Task instructions
Reproduce all of the records exactly.

|---|

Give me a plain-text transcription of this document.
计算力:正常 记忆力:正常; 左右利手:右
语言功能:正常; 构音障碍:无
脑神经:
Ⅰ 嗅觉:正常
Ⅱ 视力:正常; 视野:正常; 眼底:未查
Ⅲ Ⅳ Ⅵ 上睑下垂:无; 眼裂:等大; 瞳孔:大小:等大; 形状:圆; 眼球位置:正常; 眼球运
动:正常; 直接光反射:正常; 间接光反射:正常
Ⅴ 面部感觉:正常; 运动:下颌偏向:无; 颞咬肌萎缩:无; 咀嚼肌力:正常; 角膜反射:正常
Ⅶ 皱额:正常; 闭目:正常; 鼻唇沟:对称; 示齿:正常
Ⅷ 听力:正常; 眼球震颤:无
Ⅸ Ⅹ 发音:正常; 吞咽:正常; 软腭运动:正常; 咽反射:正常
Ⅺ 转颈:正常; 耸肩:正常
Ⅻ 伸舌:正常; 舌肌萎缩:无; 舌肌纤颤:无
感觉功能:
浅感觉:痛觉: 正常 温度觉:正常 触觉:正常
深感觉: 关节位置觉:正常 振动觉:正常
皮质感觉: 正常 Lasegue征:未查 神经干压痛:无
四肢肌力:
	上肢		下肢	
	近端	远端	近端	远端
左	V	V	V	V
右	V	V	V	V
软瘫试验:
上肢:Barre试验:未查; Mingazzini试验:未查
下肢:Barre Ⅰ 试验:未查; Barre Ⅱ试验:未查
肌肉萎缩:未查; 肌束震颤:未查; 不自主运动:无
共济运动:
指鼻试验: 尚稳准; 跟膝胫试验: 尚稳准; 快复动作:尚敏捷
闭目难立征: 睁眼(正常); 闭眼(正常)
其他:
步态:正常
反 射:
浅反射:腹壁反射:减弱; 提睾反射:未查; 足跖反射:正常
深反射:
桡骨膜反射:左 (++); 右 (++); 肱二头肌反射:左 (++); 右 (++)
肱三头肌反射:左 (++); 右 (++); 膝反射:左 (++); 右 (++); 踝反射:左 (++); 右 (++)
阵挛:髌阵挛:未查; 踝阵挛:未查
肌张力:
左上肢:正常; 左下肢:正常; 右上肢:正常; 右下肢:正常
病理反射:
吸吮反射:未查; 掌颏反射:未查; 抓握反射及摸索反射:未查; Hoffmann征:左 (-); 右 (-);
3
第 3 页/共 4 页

|---|

Written solution
Give me a plain-text transcription of this document.
计算力:正常 记忆力:正常; 左右利手:右
语言功能:正常; 构音障碍:无
脑神经:
Ⅰ 嗅觉:正常
Ⅱ 视力:正常; 视野:正常; 眼底:未查
Ⅲ Ⅳ Ⅵ 上睑下垂:无; 眼裂:等大; 瞳孔:大小:等大; 形状:圆; 眼球位置:正常; 眼球运
动:正常; 直接光反射:正常; 间接光反射:正常
Ⅴ 面部感觉:正常; 运动:下颌偏向:无; 颞咬肌萎缩:无; 咀嚼肌力:正常; 角膜反射:正常
Ⅶ 皱额:正常; 闭目:正常; 鼻唇沟:对称; 示齿:正常
Ⅷ 听力:正常; 眼球震颤:无
Ⅸ Ⅹ 发音:正常; 吞咽:正常; 软腭运动:正常; 咽反射:正常
Ⅺ 转颈:正常; 耸肩:正常
Ⅻ 伸舌:正常; 舌肌萎缩:无; 舌肌纤颤:无
感觉功能:
浅感觉:痛觉: 正常 温度觉:正常 触觉:正常
深感觉: 关节位置觉:正常 振动觉:正常
皮质感觉: 正常 Lasegue征:未查 神经干压痛:无
四肢肌力:
	上肢		下肢	
	近端	远端	近端	远端
左	V	V	V	V
右	V	V	V	V
软瘫试验:
上肢:Barre试验:未查; Mingazzini试验:未查
下肢:Barre Ⅰ 试验:未查; Barre Ⅱ试验:未查
肌肉萎缩:未查; 肌束震颤:未查; 不自主运动:无
共济运动:
指鼻试验: 尚稳准; 跟膝胫试验: 尚稳准; 快复动作:尚敏捷
闭目难立征: 睁眼(正常); 闭眼(正常)
其他:
步态:正常
反 射:
浅反射:腹壁反射:减弱; 提睾反射:未查; 足跖反射:正常
深反射:
桡骨膜反射:左 (++); 右 (++); 肱二头肌反射:左 (++); 右 (++)
肱三头肌反射:左 (++); 右 (++); 膝反射:左 (++); 右 (++); 踝反射:左 (++); 右 (++)
阵挛:髌阵挛:未查; 踝阵挛:未查
肌张力:
左上肢:正常; 左下肢:正常; 右上肢:正常; 右下肢:正常
病理反射:
吸吮反射:未查; 掌颏反射:未查; 抓握反射及摸索反射:未查; Hoffmann征:左 (-); 右 (-);
3
第 3 页/共 4 页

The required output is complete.